## What to do:
Filter the data for lines with the word "mean", then copy every line so identified.

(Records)

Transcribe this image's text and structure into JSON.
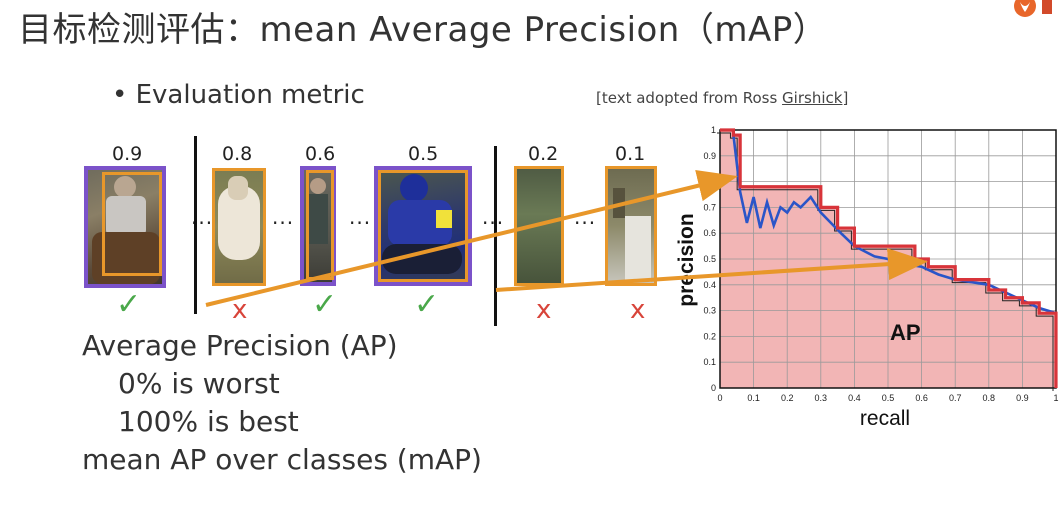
{
  "title": "目标检测评估：mean Average Precision（mAP）",
  "logo_icon": "flame-logo-icon",
  "bullet": "Evaluation metric",
  "credit": {
    "prefix": "[text adopted from Ross ",
    "name": "Girshick",
    "suffix": "]"
  },
  "detections": [
    {
      "score": "0.9",
      "correct": true,
      "result": "✓"
    },
    {
      "score": "0.8",
      "correct": false,
      "result": "x"
    },
    {
      "score": "0.6",
      "correct": true,
      "result": "✓"
    },
    {
      "score": "0.5",
      "correct": true,
      "result": "✓"
    },
    {
      "score": "0.2",
      "correct": false,
      "result": "x"
    },
    {
      "score": "0.1",
      "correct": false,
      "result": "x"
    }
  ],
  "ellipsis": "...",
  "ap_text": {
    "heading": "Average Precision (AP)",
    "worst": "0%  is worst",
    "best": "100%  is best",
    "mean": "mean AP over classes (mAP)"
  },
  "colors": {
    "gt_box": "#7b52c9",
    "det_box": "#e8972a",
    "arrow": "#e8972a",
    "pr_red": "#d8343a",
    "pr_blue": "#2a55c8",
    "area_fill": "#f2b5b5"
  },
  "chart_data": {
    "type": "line",
    "xlabel": "recall",
    "ylabel": "precision",
    "area_label": "AP",
    "xlim": [
      0,
      1
    ],
    "ylim": [
      0,
      1
    ],
    "x_ticks": [
      "0",
      "0.1",
      "0.2",
      "0.3",
      "0.4",
      "0.5",
      "0.6",
      "0.7",
      "0.8",
      "0.9",
      "1"
    ],
    "y_ticks": [
      "0",
      "0.1",
      "0.2",
      "0.3",
      "0.4",
      "0.5",
      "0.6",
      "0.7",
      "0.8",
      "0.9",
      "1"
    ],
    "grid": true,
    "series": [
      {
        "role": "interpolated",
        "color": "#d8343a",
        "x": [
          0.0,
          0.04,
          0.04,
          0.06,
          0.06,
          0.3,
          0.3,
          0.35,
          0.35,
          0.4,
          0.4,
          0.58,
          0.58,
          0.62,
          0.62,
          0.7,
          0.7,
          0.8,
          0.8,
          0.85,
          0.85,
          0.9,
          0.9,
          0.95,
          0.95,
          1.0,
          1.0
        ],
        "y": [
          1.0,
          1.0,
          0.98,
          0.98,
          0.78,
          0.78,
          0.7,
          0.7,
          0.62,
          0.62,
          0.55,
          0.55,
          0.5,
          0.5,
          0.47,
          0.47,
          0.42,
          0.42,
          0.38,
          0.38,
          0.35,
          0.35,
          0.33,
          0.33,
          0.29,
          0.29,
          0.0
        ]
      },
      {
        "role": "raw",
        "color": "#2a55c8",
        "x": [
          0.04,
          0.06,
          0.08,
          0.1,
          0.12,
          0.14,
          0.16,
          0.18,
          0.2,
          0.22,
          0.24,
          0.27,
          0.3,
          0.33,
          0.36,
          0.4,
          0.43,
          0.46,
          0.5,
          0.55,
          0.6,
          0.65,
          0.7,
          0.75,
          0.8,
          0.85,
          0.9,
          0.95,
          1.0
        ],
        "y": [
          0.98,
          0.76,
          0.64,
          0.74,
          0.62,
          0.72,
          0.63,
          0.7,
          0.68,
          0.72,
          0.7,
          0.74,
          0.68,
          0.64,
          0.6,
          0.55,
          0.53,
          0.51,
          0.5,
          0.48,
          0.47,
          0.44,
          0.42,
          0.41,
          0.4,
          0.37,
          0.34,
          0.31,
          0.29
        ]
      }
    ]
  }
}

## Finished task:
  "title": "目标检测评估：mean Average Precision（mAP）",
    "mean": "mean AP over classes (mAP)"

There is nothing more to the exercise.